*Instructions to follow:*
Please arrange every line of the material below as a JSON list of strings, one string per line, skipping blank lines. Omit the picture lines from the list.

***** Input rows *****

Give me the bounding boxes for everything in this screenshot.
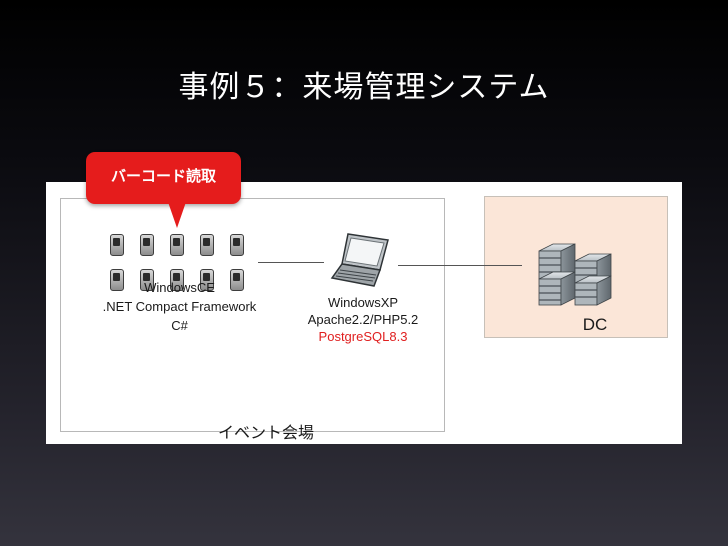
handheld-terminal-icon — [230, 269, 244, 291]
callout-pointer — [168, 202, 186, 228]
datacenter-box: DC — [484, 196, 668, 338]
venue-label: イベント会場 — [217, 423, 314, 442]
server-rack-icon — [538, 243, 612, 306]
barcode-reading-callout: バーコード読取 — [86, 152, 241, 228]
handheld-terminal-icon — [140, 269, 154, 291]
handheld-terminal-icon — [170, 269, 184, 291]
handheld-framework: .NET Compact Framework — [102, 299, 257, 314]
handheld-os: WindowsCE — [144, 280, 215, 295]
callout-text: バーコード読取 — [110, 167, 216, 185]
handheld-terminal-icon — [110, 234, 124, 256]
system-diagram: イベント会場 — [46, 182, 682, 444]
handheld-terminal-icon — [200, 269, 214, 291]
handheld-language: C# — [171, 318, 188, 333]
handheld-terminal-icon — [200, 234, 214, 256]
server-web-stack: Apache2.2/PHP5.2 — [307, 312, 419, 327]
datacenter-label: DC — [582, 315, 608, 334]
server-spec-label: WindowsXP Apache2.2/PHP5.2 PostgreSQL8.3 — [282, 294, 444, 345]
handheld-spec-label: WindowsCE .NET Compact Framework C# — [82, 278, 277, 335]
handheld-terminal-icon — [110, 269, 124, 291]
server-database: PostgreSQL8.3 — [318, 329, 408, 344]
slide-title: 事例５：来場管理システム — [178, 70, 550, 105]
laptop-icon — [330, 233, 389, 287]
handheld-terminal-icon — [230, 234, 244, 256]
server-os: WindowsXP — [327, 295, 399, 310]
handheld-terminal-icon — [170, 234, 184, 256]
connector-line-handheld-laptop — [258, 262, 324, 263]
handheld-terminal-icon — [140, 234, 154, 256]
event-venue-box: イベント会場 — [60, 198, 445, 442]
connector-line-laptop-dc — [398, 265, 522, 266]
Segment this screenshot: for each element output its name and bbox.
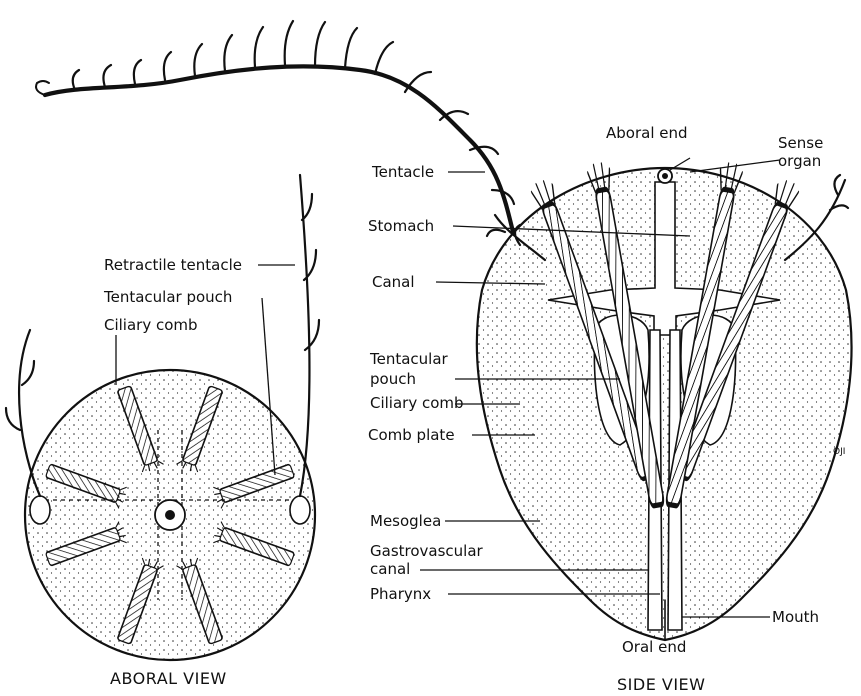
label-tentacular-pouch-right-2: pouch [370, 370, 416, 388]
label-oral-end: Oral end [622, 638, 686, 656]
label-stomach: Stomach [368, 217, 434, 235]
label-tentacle: Tentacle [371, 163, 434, 181]
label-retractile-tentacle: Retractile tentacle [104, 256, 242, 274]
label-canal: Canal [372, 273, 415, 291]
label-mesoglea: Mesoglea [370, 512, 441, 530]
artist-signature: OJI [833, 447, 845, 457]
label-tentacular-pouch-left: Tentacular pouch [103, 288, 232, 306]
label-pharynx: Pharynx [370, 585, 431, 603]
label-ciliary-comb-left: Ciliary comb [104, 316, 198, 334]
caption-aboral-view: ABORAL VIEW [110, 669, 227, 688]
label-comb-plate: Comb plate [368, 426, 455, 444]
caption-side-view: SIDE VIEW [617, 675, 705, 694]
label-tentacular-pouch-right-1: Tentacular [369, 350, 449, 368]
label-gastrovascular-2: canal [370, 560, 410, 578]
label-sense-organ-2: organ [778, 152, 821, 170]
label-gastrovascular-1: Gastrovascular [370, 542, 484, 560]
label-ciliary-comb-right: Ciliary comb [370, 394, 464, 412]
label-aboral-end: Aboral end [606, 124, 688, 142]
label-mouth: Mouth [772, 608, 819, 626]
long-tentacle [36, 21, 515, 240]
aboral-view [6, 175, 319, 660]
label-sense-organ-1: Sense [778, 134, 823, 152]
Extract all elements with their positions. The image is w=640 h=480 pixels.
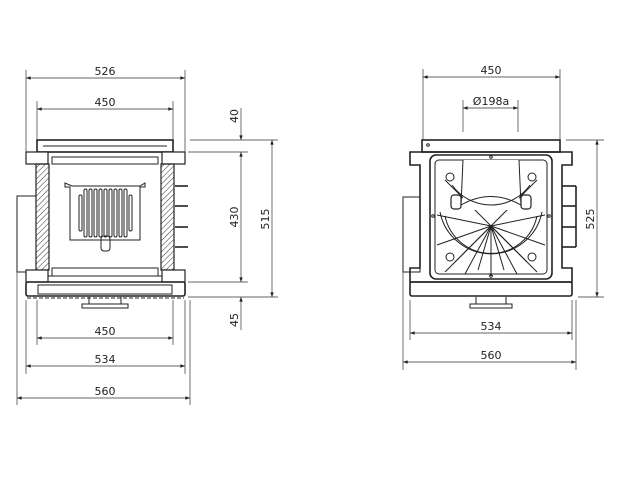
dim-40: 40 [228,109,241,123]
top-flange-left [25,151,49,165]
top-plate [421,139,561,153]
insulated-wall-left [35,163,50,271]
dim-515: 515 [259,209,272,230]
dim-534: 534 [481,320,502,333]
bottom-flange-left [25,269,49,283]
top-flange-right [161,151,186,165]
side-box [402,196,421,273]
foot [469,297,513,309]
side-dimensions: 450 Ø198a 525 534 560 [402,64,604,370]
side-box [16,195,37,273]
bottom-plate [409,281,573,297]
dim-534: 534 [95,353,116,366]
bottom-flange-right [161,269,186,283]
burner-ring [431,155,551,278]
dim-450: 450 [481,64,502,77]
dim-flue-diameter: Ø198a [473,95,509,108]
side-view [402,139,577,309]
dim-45: 45 [228,313,241,327]
bottom-plate [25,281,186,297]
dim-430: 430 [228,207,241,228]
dim-526: 526 [95,65,116,78]
insulated-wall-right [160,163,175,271]
dim-525: 525 [584,209,597,230]
inner-frame [429,154,553,280]
dim-560: 560 [481,349,502,362]
front-view [16,139,188,309]
cooling-fins [562,185,577,248]
dim-450-top: 450 [95,96,116,109]
foot [81,297,129,309]
cooling-fins [175,185,188,248]
grate [64,182,146,252]
dim-560: 560 [95,385,116,398]
front-dimensions: 526 450 40 430 515 45 450 534 560 [16,65,278,405]
dim-450-bottom: 450 [95,325,116,338]
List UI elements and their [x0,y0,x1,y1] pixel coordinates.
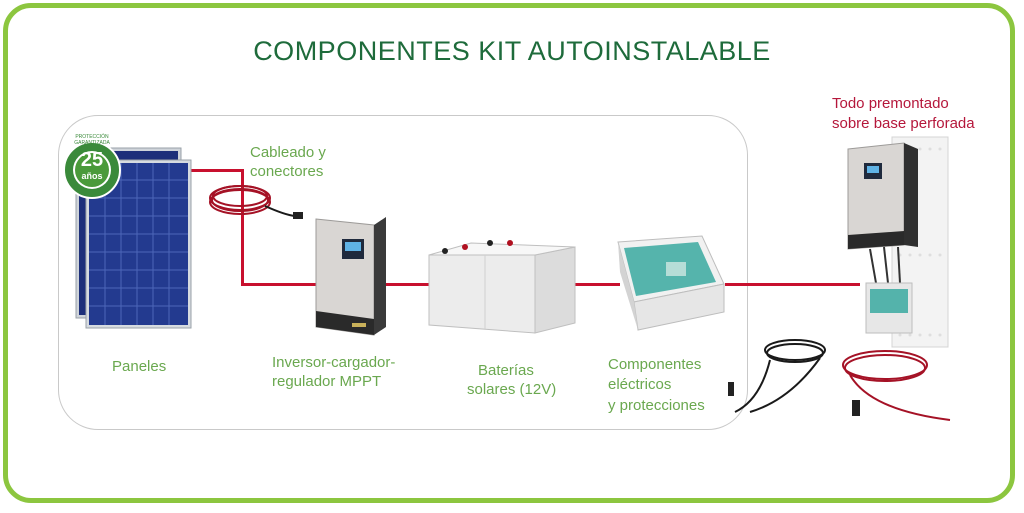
label-electrical-line1: Componentes [608,356,702,373]
label-premounted-line2: sobre base perforada [832,115,975,132]
label-electrical-line2: eléctricos [608,376,672,393]
premounted-board-image [847,136,949,348]
output-cables-image [728,339,951,421]
wire-battery-to-breaker [575,283,620,286]
label-cabling-line1: Cableado y [250,144,326,161]
wire-to-inverter [241,283,316,286]
label-batteries-line1: Baterías [478,362,534,379]
page-title: COMPONENTES KIT AUTOINSTALABLE [253,36,771,66]
wire-panel-to-cable [188,169,243,172]
label-batteries-line2: solares (12V) [467,381,557,398]
wire-inverter-to-battery [385,283,430,286]
label-cabling-line2: conectores [250,163,324,180]
label-premounted-line1: Todo premontado [832,95,949,112]
batteries-image [428,240,576,334]
warranty-badge-unit: años [81,171,103,181]
electrical-panel-image [617,235,725,331]
label-inverter-line2: regulador MPPT [272,373,382,390]
label-inverter-line1: Inversor-cargador- [272,354,396,371]
warranty-badge-ring-text: PROTECCIÓN GARANTIZADA [74,134,110,146]
warranty-badge-number: 25 [80,149,104,171]
inverter-image [315,217,386,336]
wire-breaker-to-board [725,283,860,286]
label-panels: Paneles [112,358,167,375]
warranty-badge-icon [63,141,121,199]
cable-coil-image [209,185,303,219]
label-electrical-line3: y protecciones [608,397,705,414]
wire-vertical [241,169,244,286]
kit-components-box [58,115,748,430]
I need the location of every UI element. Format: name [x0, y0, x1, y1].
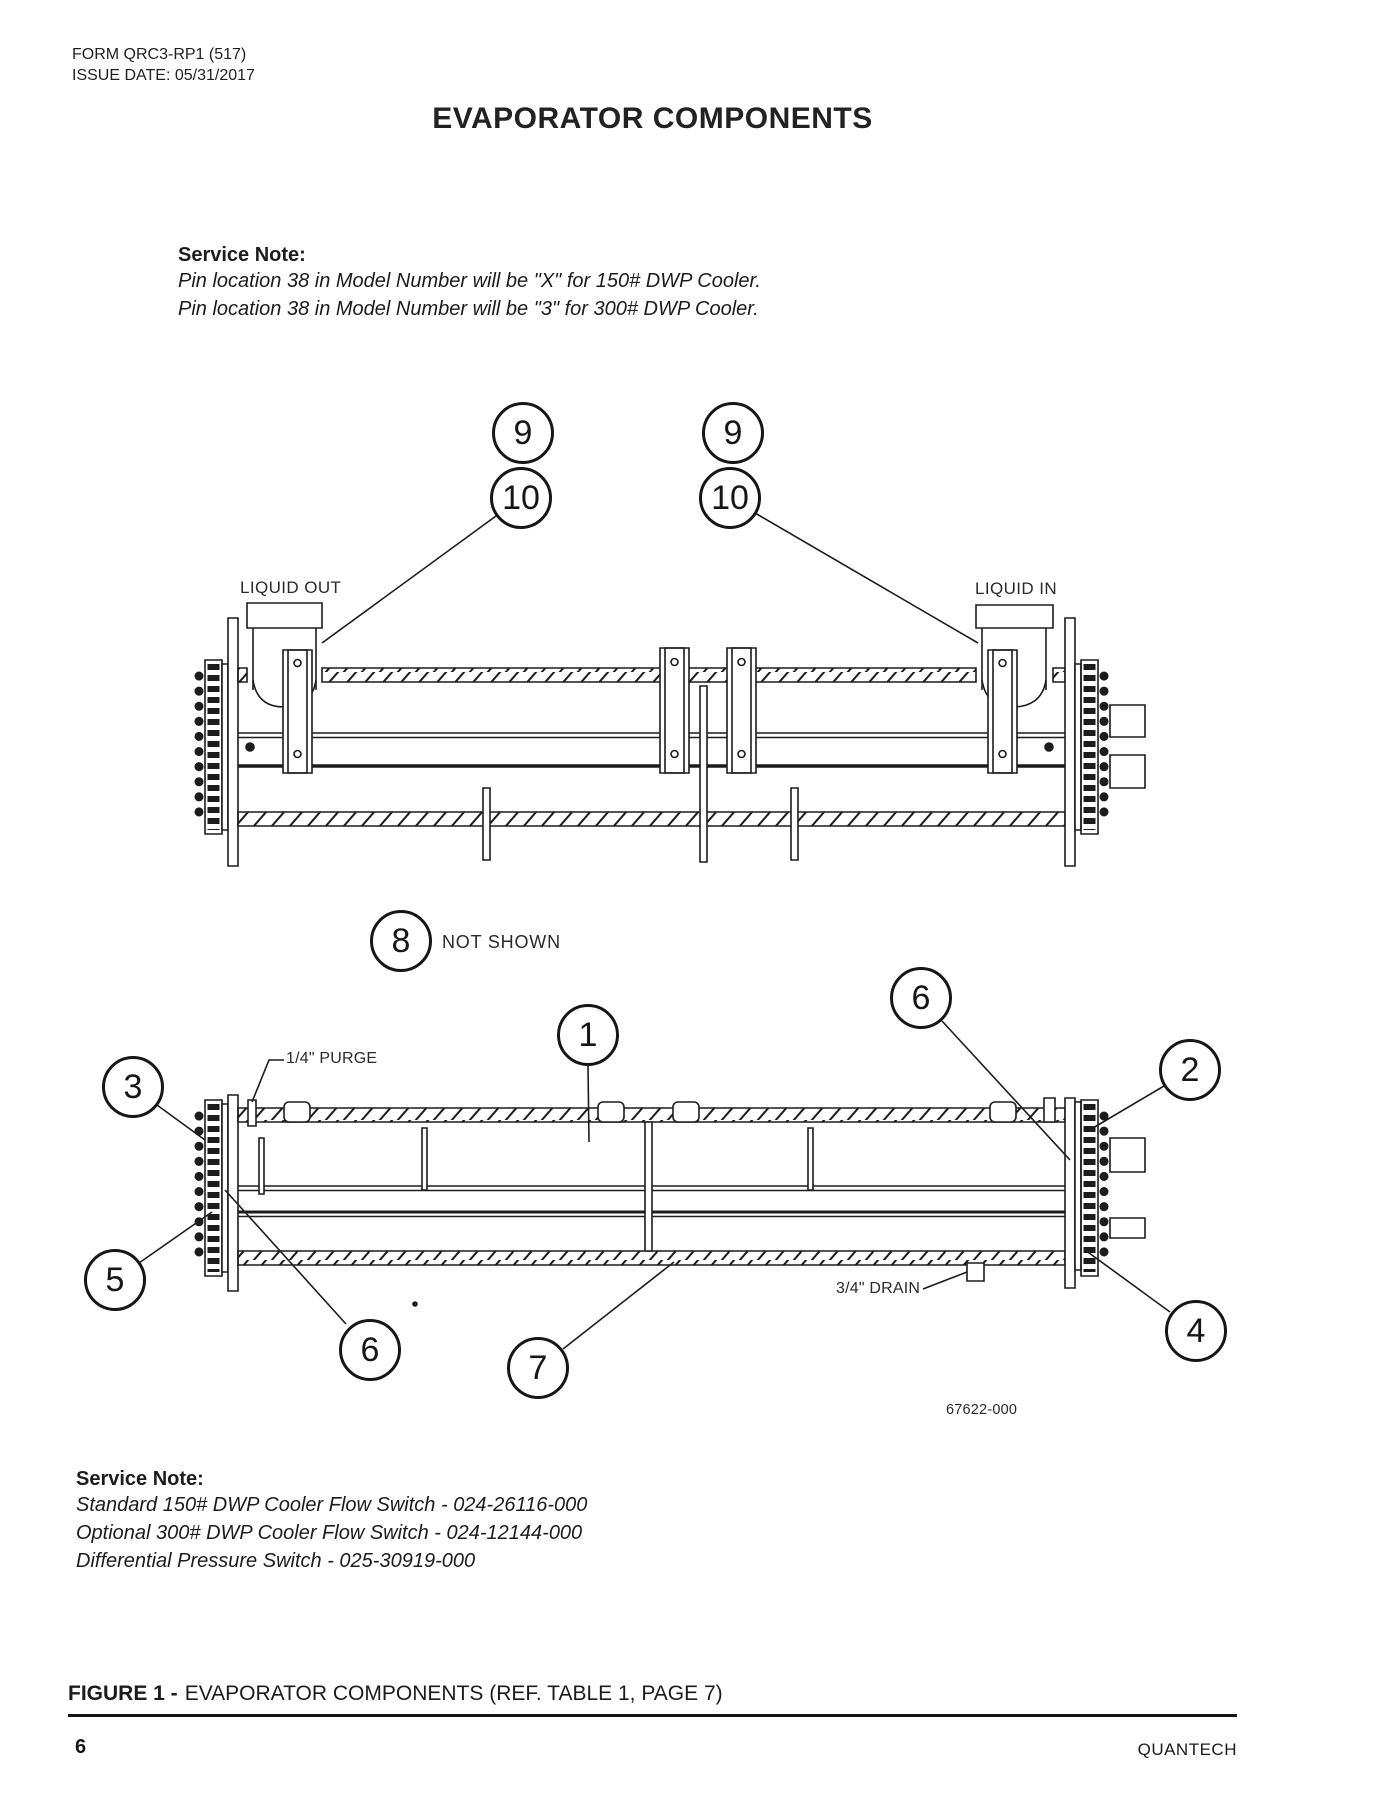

*****

*Solved problem:*
[
  "Give me the bounding boxes for everything in this screenshot.",
  "handheld-terminal-icon — [230, 269, 244, 291]",
  "callout-pointer — [168, 202, 186, 228]",
  "datacenter-box: DC — [484, 196, 668, 338]",
  "venue-label: イベント会場 — [217, 423, 314, 442]",
  "server-rack-icon — [538, 243, 612, 306]",
  "barcode-reading-callout: バーコード読取 — [86, 152, 241, 228]",
  "handheld-terminal-icon — [140, 269, 154, 291]",
  "handheld-terminal-icon — [170, 269, 184, 291]",
  "handheld-framework: .NET Compact Framework — [102, 299, 257, 314]",
  "handheld-os: WindowsCE — [144, 280, 215, 295]",
  "callout-text: バーコード読取 — [110, 167, 216, 185]",
  "handheld-terminal-icon — [110, 234, 124, 256]",
  "system-diagram: イベント会場 — [46, 182, 682, 444]",
  "handheld-terminal-icon — [200, 269, 214, 291]",
  "handheld-language: C# — [171, 318, 188, 333]",
  "handheld-terminal-icon — [200, 234, 214, 256]",
  "server-web-stack: Apache2.2/PHP5.2 — [307, 312, 419, 327]",
  "datacenter-label: DC — [582, 315, 608, 334]",
  "server-spec-label: WindowsXP Apache2.2/PHP5.2 PostgreSQL8.3 — [282, 294, 444, 345]",
  "handheld-spec-label: WindowsCE .NET Compact Framework C# — [82, 278, 277, 335]",
  "handheld-terminal-icon — [110, 269, 124, 291]",
  "server-database: PostgreSQL8.3 — [318, 329, 408, 344]",
  "slide-title: 事例５：来場管理システム — [178, 70, 550, 105]",
  "laptop-icon — [330, 233, 389, 287]",
  "handheld-terminal-icon — [230, 234, 244, 256]",
  "server-os: WindowsXP — [327, 295, 399, 310]",
  "handheld-terminal-icon — [170, 234, 184, 256]",
  "connector-line-handheld-laptop — [258, 262, 324, 263]",
  "handheld-terminal-icon — [140, 234, 154, 256]",
  "event-venue-box: イベント会場 — [60, 198, 445, 442]",
  "connector-line-laptop-dc — [398, 265, 522, 266]",
  "Segment this screenshot: for each element output its name and bbox.",
  "label-tentacular-pouch-right-2: pouch [370, 370, 416, 388]",
  "label-oral-end: Oral end [622, 638, 686, 656]",
  "label-stomach: Stomach [368, 217, 434, 235]",
  "label-tentacle: Tentacle [371, 163, 434, 181]",
  "label-retractile-tentacle: Retractile tentacle [104, 256, 242, 274]",
  "label-canal: Canal [372, 273, 415, 291]",
  "label-mesoglea: Mesoglea [370, 512, 441, 530]",
  "artist-signature: OJI [833, 447, 845, 457]",
  "label-tentacular-pouch-left: Tentacular pouch [103, 288, 232, 306]",
  "label-pharynx: Pharynx [370, 585, 431, 603]",
  "label-ciliary-comb-left: Ciliary comb [104, 316, 198, 334]",
  "caption-aboral-view: ABORAL VIEW [110, 669, 227, 688]",
  "label-comb-plate: Comb plate [368, 426, 455, 444]",
  "caption-side-view: SIDE VIEW [617, 675, 705, 694]",
  "label-tentacular-pouch-right-1: Tentacular [369, 350, 449, 368]",
  "label-gastrovascular-2: canal [370, 560, 410, 578]",
  "label-sense-organ-2: organ [778, 152, 821, 170]",
  "label-gastrovascular-1: Gastrovascular [370, 542, 484, 560]",
  "label-ciliary-comb-right: Ciliary comb [370, 394, 464, 412]",
  "label-aboral-end: Aboral end [606, 124, 688, 142]",
  "label-mouth: Mouth [772, 608, 819, 626]",
  "long-tentacle [36, 21, 515, 240]",
  "aboral-view [6, 175, 319, 660]",
  "label-sense-organ-1: Sense [778, 134, 823, 152]",
  "Extract all elements with their positions. The image is w=640 h=480 pixels.",
  "dim-40: 40 [228,109,241,123]",
  "top-flange-left [25,151,49,165]",
  "top-plate [421,139,561,153]",
  "insulated-wall-left [35,163,50,271]",
  "dim-515: 515 [259,209,272,230]",
  "dim-534: 534 [481,320,502,333]",
  "bottom-flange-left [25,269,49,283]",
  "top-flange-right [161,151,186,165]",
  "side-box [402,196,421,273]",
  "foot [469,297,513,309]",
  "side-dimensions: 450 Ø198a 525 534 560 [402,64,604,370]",
  "side-box [16,195,37,273]",
  "bottom-plate [409,281,573,297]",
  "dim-534: 534 [95,353,116,366]",
  "bottom-flange-right [161,269,186,283]",
  "burner-ring [431,155,551,278]",
  "dim-450: 450 [481,64,502,77]",
  "dim-flue-diameter: Ø198a [473,95,509,108]",
  "side-view [402,139,577,309]",
  "dim-45: 45 [228,313,241,327]",
  "bottom-plate [25,281,186,297]",
  "dim-430: 430 [228,207,241,228]",
  "dim-526: 526 [95,65,116,78]",
  "insulated-wall-right [160,163,175,271]",
  "dim-525: 525 [584,209,597,230]",
  "inner-frame [429,154,553,280]",
  "dim-560: 560 [481,349,502,362]",
  "front-view [16,139,188,309]",
  "cooling-fins [562,185,577,248]",
  "dim-450-top: 450 [95,96,116,109]",
  "foot [81,297,129,309]",
  "cooling-fins [175,185,188,248]",
  "grate [64,182,146,252]",
  "dim-560: 560 [95,385,116,398]",
  "front-dimensions: 526 450 40 430 515 45 450 534 560 [16,65,278,405]",
  "dim-450-bottom: 450 [95,325,116,338]",
  "List UI elements and their [x0,y0,x1,y1] pixel coordinates.",
  "label-electrical-line1: Componentes [608,356,702,373]",
  "label-premounted-line2: sobre base perforada [832,115,975,132]",
  "label-electrical-line2: eléctricos [608,376,672,393]",
  "premounted-board-image [847,136,949,348]",
  "output-cables-image [728,339,951,421]",
  "wire-battery-to-breaker [575,283,620,286]",
  "label-cabling-line1: Cableado y [250,144,326,161]",
  "wire-to-inverter [241,283,316,286]",
  "label-batteries-line1: Baterías [478,362,534,379]",
  "page-title: COMPONENTES KIT AUTOINSTALABLE [253,36,771,66]",
  "wire-panel-to-cable [188,169,243,172]",
  "label-batteries-line2: solares (12V) [467,381,557,398]",
  "wire-inverter-to-battery [385,283,430,286]",
  "label-cabling-line2: conectores [250,163,324,180]",
  "label-premounted-line1: Todo premontado [832,95,949,112]",
  "batteries-image [428,240,576,334]",
  "warranty-badge-unit: años [81,171,103,181]",
  "electrical-panel-image [617,235,725,331]",
  "label-inverter-line2: regulador MPPT [272,373,382,390]",
  "label-inverter-line1: Inversor-cargador- [272,354,396,371]",
  "warranty-badge-ring-text: PROTECCIÓN GARANTIZADA [74,134,110,146]",
  "warranty-badge-number: 25 [80,149,104,171]",
  "inverter-image [315,217,386,336]",
  "wire-breaker-to-board [725,283,860,286]",
  "label-panels: Paneles [112,358,167,375]",
  "warranty-badge-icon [63,141,121,199]",
  "cable-coil-image [209,185,303,219]",
  "label-electrical-line3: y protecciones [608,397,705,414]",
  "wire-vertical [241,169,244,286]",
  "kit-components-box [58,115,748,430]",
  "I need the location of every UI element. Format: name [x0, y0, x1, y1]."
]